- [Instructions to follow]
Output each entry verbatim. Leave the images out.

Items from a dataset:
++++++

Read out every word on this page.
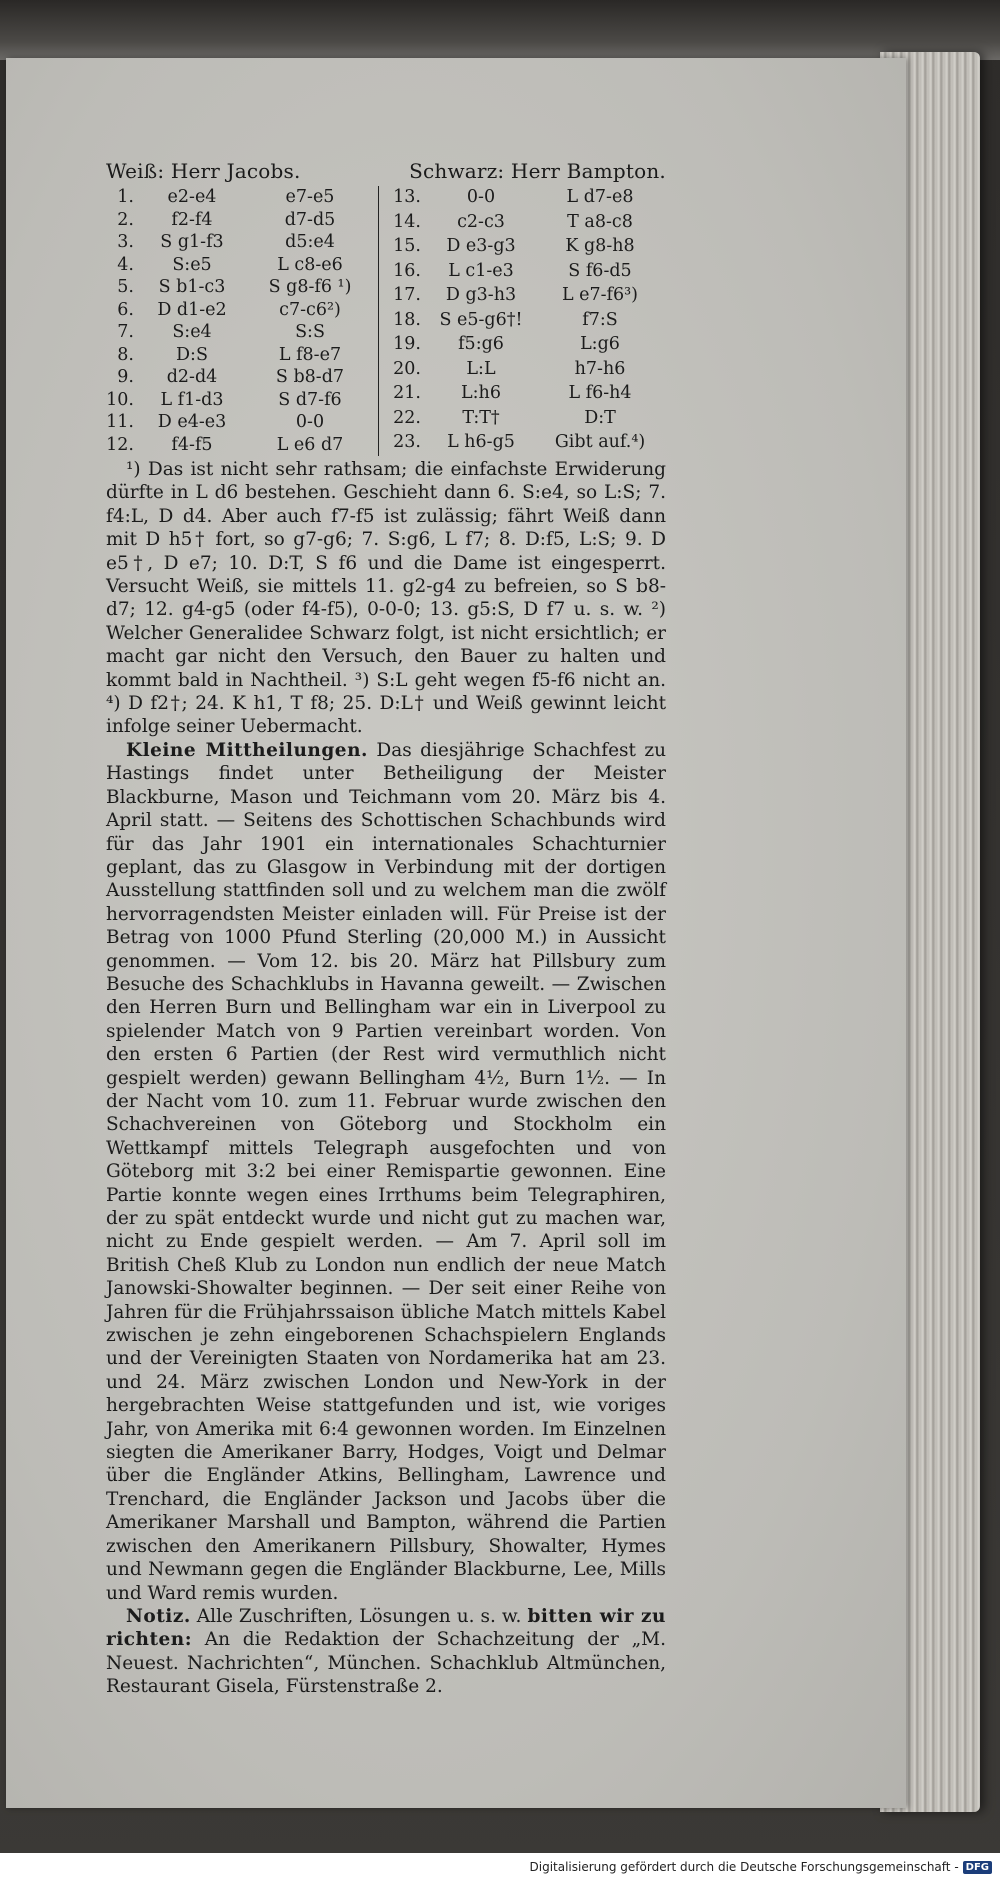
Weiß: Herr Jacobs.	Schwarz: Herr Bampton.
1.	e2-e4	e7-e5
2.	f2-f4	d7-d5
3.	S g1-f3	d5:e4
4.	S:e5	L c8-e6
5.	S b1-c3	S g8-f6 ¹)
6.	D d1-e2	c7-c6²)
7.	S:e4	S:S
8.	D:S	L f8-e7
9.	d2-d4	S b8-d7
10.	L f1-d3	S d7-f6
11.	D e4-e3	0-0
12.	f4-f5	L e6 d7
13.	0-0	L d7-e8
14.	c2-c3	T a8-c8
15.	D e3-g3	K g8-h8
16.	L c1-e3	S f6-d5
17.	D g3-h3	L e7-f6³)
18.	S e5-g6†!	f7:S
19.	f5:g6	L:g6
20.	L:L	h7-h6
21.	L:h6	L f6-h4
22.	T:T†	D:T
23.	L h6-g5	Gibt auf.⁴)

¹) Das ist nicht sehr rathsam; die einfachste Erwiderung dürfte in L d6 bestehen. Geschieht dann 6. S:e4, so L:S; 7. f4:L, D d4. Aber auch f7-f5 ist zulässig; fährt Weiß dann mit D h5† fort, so g7-g6; 7. S:g6, L f7; 8. D:f5, L:S; 9. D e5†, D e7; 10. D:T, S f6 und die Dame ist eingesperrt. Versucht Weiß, sie mittels 11. g2-g4 zu befreien, so S b8-d7; 12. g4-g5 (oder f4-f5), 0-0-0; 13. g5:S, D f7 u. s. w. ²) Welcher Generalidee Schwarz folgt, ist nicht ersichtlich; er macht gar nicht den Versuch, den Bauer zu halten und kommt bald in Nachtheil. ³) S:L geht wegen f5-f6 nicht an. ⁴) D f2†; 24. K h1, T f8; 25. D:L† und Weiß gewinnt leicht infolge seiner Uebermacht.

Kleine Mittheilungen. Das diesjährige Schachfest zu Hastings findet unter Betheiligung der Meister Blackburne, Mason und Teichmann vom 20. März bis 4. April statt. — Seitens des Schottischen Schachbunds wird für das Jahr 1901 ein internationales Schachturnier geplant, das zu Glasgow in Verbindung mit der dortigen Ausstellung stattfinden soll und zu welchem man die zwölf hervorragendsten Meister einladen will. Für Preise ist der Betrag von 1000 Pfund Sterling (20,000 M.) in Aussicht genommen. — Vom 12. bis 20. März hat Pillsbury zum Besuche des Schachklubs in Havanna geweilt. — Zwischen den Herren Burn und Bellingham war ein in Liverpool zu spielender Match von 9 Partien vereinbart worden. Von den ersten 6 Partien (der Rest wird vermuthlich nicht gespielt werden) gewann Bellingham 4½, Burn 1½. — In der Nacht vom 10. zum 11. Februar wurde zwischen den Schachvereinen von Göteborg und Stockholm ein Wettkampf mittels Telegraph ausgefochten und von Göteborg mit 3:2 bei einer Remispartie gewonnen. Eine Partie konnte wegen eines Irrthums beim Telegraphiren, der zu spät entdeckt wurde und nicht gut zu machen war, nicht zu Ende gespielt werden. — Am 7. April soll im British Cheß Klub zu London nun endlich der neue Match Janowski-Showalter beginnen. — Der seit einer Reihe von Jahren für die Frühjahrssaison übliche Match mittels Kabel zwischen je zehn eingeborenen Schachspielern Englands und der Vereinigten Staaten von Nordamerika hat am 23. und 24. März zwischen London und New-York in der hergebrachten Weise stattgefunden und ist, wie voriges Jahr, von Amerika mit 6:4 gewonnen worden. Im Einzelnen siegten die Amerikaner Barry, Hodges, Voigt und Delmar über die Engländer Atkins, Bellingham, Lawrence und Trenchard, die Engländer Jackson und Jacobs über die Amerikaner Marshall und Bampton, während die Partien zwischen den Amerikanern Pillsbury, Showalter, Hymes und Newmann gegen die Engländer Blackburne, Lee, Mills und Ward remis wurden.

Notiz. Alle Zuschriften, Lösungen u. s. w. bitten wir zu richten: An die Redaktion der Schachzeitung der „M. Neuest. Nachrichten“, München. Schachklub Altmünchen, Restaurant Gisela, Fürstenstraße 2.

Digitalisierung gefördert durch die Deutsche Forschungsgemeinschaft - DFG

++++++

- [Answer section]
Read out every word on this page.
Weiß: Herr Jacobs.	Schwarz: Herr Bampton.
1.	e2-e4	e7-e5
2.	f2-f4	d7-d5
3.	S g1-f3	d5:e4
4.	S:e5	L c8-e6
5.	S b1-c3	S g8-f6 ¹)
6.	D d1-e2	c7-c6²)
7.	S:e4	S:S
8.	D:S	L f8-e7
9.	d2-d4	S b8-d7
10.	L f1-d3	S d7-f6
11.	D e4-e3	0-0
12.	f4-f5	L e6 d7
13.	0-0	L d7-e8
14.	c2-c3	T a8-c8
15.	D e3-g3	K g8-h8
16.	L c1-e3	S f6-d5
17.	D g3-h3	L e7-f6³)
18.	S e5-g6†!	f7:S
19.	f5:g6	L:g6
20.	L:L	h7-h6
21.	L:h6	L f6-h4
22.	T:T†	D:T
23.	L h6-g5	Gibt auf.⁴)

¹) Das ist nicht sehr rathsam; die einfachste Erwiderung dürfte in L d6 bestehen. Geschieht dann 6. S:e4, so L:S; 7. f4:L, D d4. Aber auch f7-f5 ist zulässig; fährt Weiß dann mit D h5† fort, so g7-g6; 7. S:g6, L f7; 8. D:f5, L:S; 9. D e5†, D e7; 10. D:T, S f6 und die Dame ist eingesperrt. Versucht Weiß, sie mittels 11. g2-g4 zu befreien, so S b8-d7; 12. g4-g5 (oder f4-f5), 0-0-0; 13. g5:S, D f7 u. s. w. ²) Welcher Generalidee Schwarz folgt, ist nicht ersichtlich; er macht gar nicht den Versuch, den Bauer zu halten und kommt bald in Nachtheil. ³) S:L geht wegen f5-f6 nicht an. ⁴) D f2†; 24. K h1, T f8; 25. D:L† und Weiß gewinnt leicht infolge seiner Uebermacht.

Kleine Mittheilungen. Das diesjährige Schachfest zu Hastings findet unter Betheiligung der Meister Blackburne, Mason und Teichmann vom 20. März bis 4. April statt. — Seitens des Schottischen Schachbunds wird für das Jahr 1901 ein internationales Schachturnier geplant, das zu Glasgow in Verbindung mit der dortigen Ausstellung stattfinden soll und zu welchem man die zwölf hervorragendsten Meister einladen will. Für Preise ist der Betrag von 1000 Pfund Sterling (20,000 M.) in Aussicht genommen. — Vom 12. bis 20. März hat Pillsbury zum Besuche des Schachklubs in Havanna geweilt. — Zwischen den Herren Burn und Bellingham war ein in Liverpool zu spielender Match von 9 Partien vereinbart worden. Von den ersten 6 Partien (der Rest wird vermuthlich nicht gespielt werden) gewann Bellingham 4½, Burn 1½. — In der Nacht vom 10. zum 11. Februar wurde zwischen den Schachvereinen von Göteborg und Stockholm ein Wettkampf mittels Telegraph ausgefochten und von Göteborg mit 3:2 bei einer Remispartie gewonnen. Eine Partie konnte wegen eines Irrthums beim Telegraphiren, der zu spät entdeckt wurde und nicht gut zu machen war, nicht zu Ende gespielt werden. — Am 7. April soll im British Cheß Klub zu London nun endlich der neue Match Janowski-Showalter beginnen. — Der seit einer Reihe von Jahren für die Frühjahrssaison übliche Match mittels Kabel zwischen je zehn eingeborenen Schachspielern Englands und der Vereinigten Staaten von Nordamerika hat am 23. und 24. März zwischen London und New-York in der hergebrachten Weise stattgefunden und ist, wie voriges Jahr, von Amerika mit 6:4 gewonnen worden. Im Einzelnen siegten die Amerikaner Barry, Hodges, Voigt und Delmar über die Engländer Atkins, Bellingham, Lawrence und Trenchard, die Engländer Jackson und Jacobs über die Amerikaner Marshall und Bampton, während die Partien zwischen den Amerikanern Pillsbury, Showalter, Hymes und Newmann gegen die Engländer Blackburne, Lee, Mills und Ward remis wurden.

Notiz. Alle Zuschriften, Lösungen u. s. w. bitten wir zu richten: An die Redaktion der Schachzeitung der „M. Neuest. Nachrichten“, München. Schachklub Altmünchen, Restaurant Gisela, Fürstenstraße 2.

Digitalisierung gefördert durch die Deutsche Forschungsgemeinschaft - DFG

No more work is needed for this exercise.